--- Instructions for the task ---
All records should be reproduced verbatim.
:::::
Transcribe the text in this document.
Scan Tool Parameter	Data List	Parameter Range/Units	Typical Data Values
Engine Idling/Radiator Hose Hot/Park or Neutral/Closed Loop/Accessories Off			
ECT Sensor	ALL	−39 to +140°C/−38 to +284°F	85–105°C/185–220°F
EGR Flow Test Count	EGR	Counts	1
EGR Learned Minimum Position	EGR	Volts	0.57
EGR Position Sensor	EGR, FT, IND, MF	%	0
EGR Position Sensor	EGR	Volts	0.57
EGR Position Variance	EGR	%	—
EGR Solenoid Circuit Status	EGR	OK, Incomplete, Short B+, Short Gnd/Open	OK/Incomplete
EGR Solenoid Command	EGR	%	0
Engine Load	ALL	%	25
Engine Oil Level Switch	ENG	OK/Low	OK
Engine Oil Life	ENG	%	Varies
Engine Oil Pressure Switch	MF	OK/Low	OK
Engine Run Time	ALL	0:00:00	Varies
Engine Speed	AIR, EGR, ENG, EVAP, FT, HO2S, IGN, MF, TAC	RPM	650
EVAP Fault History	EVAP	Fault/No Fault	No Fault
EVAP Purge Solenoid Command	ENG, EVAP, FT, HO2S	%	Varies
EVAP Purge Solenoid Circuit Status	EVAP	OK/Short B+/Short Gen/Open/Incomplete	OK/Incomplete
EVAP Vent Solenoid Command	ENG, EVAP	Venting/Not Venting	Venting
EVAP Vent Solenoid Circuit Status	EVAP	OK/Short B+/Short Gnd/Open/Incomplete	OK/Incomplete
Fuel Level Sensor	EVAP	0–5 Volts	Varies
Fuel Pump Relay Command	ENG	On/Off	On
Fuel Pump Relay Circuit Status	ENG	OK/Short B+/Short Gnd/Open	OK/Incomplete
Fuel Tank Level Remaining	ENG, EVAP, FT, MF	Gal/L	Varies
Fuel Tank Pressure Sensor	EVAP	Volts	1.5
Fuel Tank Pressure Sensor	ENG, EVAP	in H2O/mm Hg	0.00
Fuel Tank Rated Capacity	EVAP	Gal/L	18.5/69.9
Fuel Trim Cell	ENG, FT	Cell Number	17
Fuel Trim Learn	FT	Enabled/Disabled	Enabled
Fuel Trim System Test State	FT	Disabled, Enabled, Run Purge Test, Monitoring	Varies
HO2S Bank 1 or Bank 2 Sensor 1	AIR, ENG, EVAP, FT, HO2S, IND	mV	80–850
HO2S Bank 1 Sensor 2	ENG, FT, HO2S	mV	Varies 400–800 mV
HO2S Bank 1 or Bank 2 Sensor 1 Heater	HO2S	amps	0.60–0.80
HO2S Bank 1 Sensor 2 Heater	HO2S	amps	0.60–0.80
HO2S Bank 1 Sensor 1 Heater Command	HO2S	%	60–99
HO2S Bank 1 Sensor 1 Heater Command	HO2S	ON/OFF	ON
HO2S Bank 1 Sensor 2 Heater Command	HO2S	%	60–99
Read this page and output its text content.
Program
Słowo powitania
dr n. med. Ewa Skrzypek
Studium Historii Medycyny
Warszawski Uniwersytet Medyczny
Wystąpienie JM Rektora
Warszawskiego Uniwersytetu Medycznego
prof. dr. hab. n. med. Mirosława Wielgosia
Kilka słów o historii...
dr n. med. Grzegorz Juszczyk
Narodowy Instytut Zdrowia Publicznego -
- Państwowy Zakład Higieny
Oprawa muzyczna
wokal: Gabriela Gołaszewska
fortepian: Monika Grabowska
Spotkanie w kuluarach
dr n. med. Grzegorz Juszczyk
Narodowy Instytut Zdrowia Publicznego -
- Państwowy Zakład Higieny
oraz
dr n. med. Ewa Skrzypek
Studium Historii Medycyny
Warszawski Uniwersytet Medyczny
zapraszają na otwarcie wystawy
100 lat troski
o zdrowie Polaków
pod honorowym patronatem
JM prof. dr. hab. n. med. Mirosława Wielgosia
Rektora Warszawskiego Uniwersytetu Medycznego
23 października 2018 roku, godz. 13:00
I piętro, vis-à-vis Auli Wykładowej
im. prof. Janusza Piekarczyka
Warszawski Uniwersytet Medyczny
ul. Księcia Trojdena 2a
:::::
--- Response below ---
Transcribe the text in this document.
Scan Tool Parameter	Data List	Parameter Range/Units	Typical Data Values
Engine Idling/Radiator Hose Hot/Park or Neutral/Closed Loop/Accessories Off			
ECT Sensor	ALL	−39 to +140°C/−38 to +284°F	85–105°C/185–220°F
EGR Flow Test Count	EGR	Counts	1
EGR Learned Minimum Position	EGR	Volts	0.57
EGR Position Sensor	EGR, FT, IND, MF	%	0
EGR Position Sensor	EGR	Volts	0.57
EGR Position Variance	EGR	%	—
EGR Solenoid Circuit Status	EGR	OK, Incomplete, Short B+, Short Gnd/Open	OK/Incomplete
EGR Solenoid Command	EGR	%	0
Engine Load	ALL	%	25
Engine Oil Level Switch	ENG	OK/Low	OK
Engine Oil Life	ENG	%	Varies
Engine Oil Pressure Switch	MF	OK/Low	OK
Engine Run Time	ALL	0:00:00	Varies
Engine Speed	AIR, EGR, ENG, EVAP, FT, HO2S, IGN, MF, TAC	RPM	650
EVAP Fault History	EVAP	Fault/No Fault	No Fault
EVAP Purge Solenoid Command	ENG, EVAP, FT, HO2S	%	Varies
EVAP Purge Solenoid Circuit Status	EVAP	OK/Short B+/Short Gen/Open/Incomplete	OK/Incomplete
EVAP Vent Solenoid Command	ENG, EVAP	Venting/Not Venting	Venting
EVAP Vent Solenoid Circuit Status	EVAP	OK/Short B+/Short Gnd/Open/Incomplete	OK/Incomplete
Fuel Level Sensor	EVAP	0–5 Volts	Varies
Fuel Pump Relay Command	ENG	On/Off	On
Fuel Pump Relay Circuit Status	ENG	OK/Short B+/Short Gnd/Open	OK/Incomplete
Fuel Tank Level Remaining	ENG, EVAP, FT, MF	Gal/L	Varies
Fuel Tank Pressure Sensor	EVAP	Volts	1.5
Fuel Tank Pressure Sensor	ENG, EVAP	in H2O/mm Hg	0.00
Fuel Tank Rated Capacity	EVAP	Gal/L	18.5/69.9
Fuel Trim Cell	ENG, FT	Cell Number	17
Fuel Trim Learn	FT	Enabled/Disabled	Enabled
Fuel Trim System Test State	FT	Disabled, Enabled, Run Purge Test, Monitoring	Varies
HO2S Bank 1 or Bank 2 Sensor 1	AIR, ENG, EVAP, FT, HO2S, IND	mV	80–850
HO2S Bank 1 Sensor 2	ENG, FT, HO2S	mV	Varies 400–800 mV
HO2S Bank 1 or Bank 2 Sensor 1 Heater	HO2S	amps	0.60–0.80
HO2S Bank 1 Sensor 2 Heater	HO2S	amps	0.60–0.80
HO2S Bank 1 Sensor 1 Heater Command	HO2S	%	60–99
HO2S Bank 1 Sensor 1 Heater Command	HO2S	ON/OFF	ON
HO2S Bank 1 Sensor 2 Heater Command	HO2S	%	60–99
Read this page and output its text content.
Program
Słowo powitania
dr n. med. Ewa Skrzypek
Studium Historii Medycyny
Warszawski Uniwersytet Medyczny
Wystąpienie JM Rektora
Warszawskiego Uniwersytetu Medycznego
prof. dr. hab. n. med. Mirosława Wielgosia
Kilka słów o historii...
dr n. med. Grzegorz Juszczyk
Narodowy Instytut Zdrowia Publicznego -
- Państwowy Zakład Higieny
Oprawa muzyczna
wokal: Gabriela Gołaszewska
fortepian: Monika Grabowska
Spotkanie w kuluarach
dr n. med. Grzegorz Juszczyk
Narodowy Instytut Zdrowia Publicznego -
- Państwowy Zakład Higieny
oraz
dr n. med. Ewa Skrzypek
Studium Historii Medycyny
Warszawski Uniwersytet Medyczny
zapraszają na otwarcie wystawy
100 lat troski
o zdrowie Polaków
pod honorowym patronatem
JM prof. dr. hab. n. med. Mirosława Wielgosia
Rektora Warszawskiego Uniwersytetu Medycznego
23 października 2018 roku, godz. 13:00
I piętro, vis-à-vis Auli Wykładowej
im. prof. Janusza Piekarczyka
Warszawski Uniwersytet Medyczny
ul. Księcia Trojdena 2a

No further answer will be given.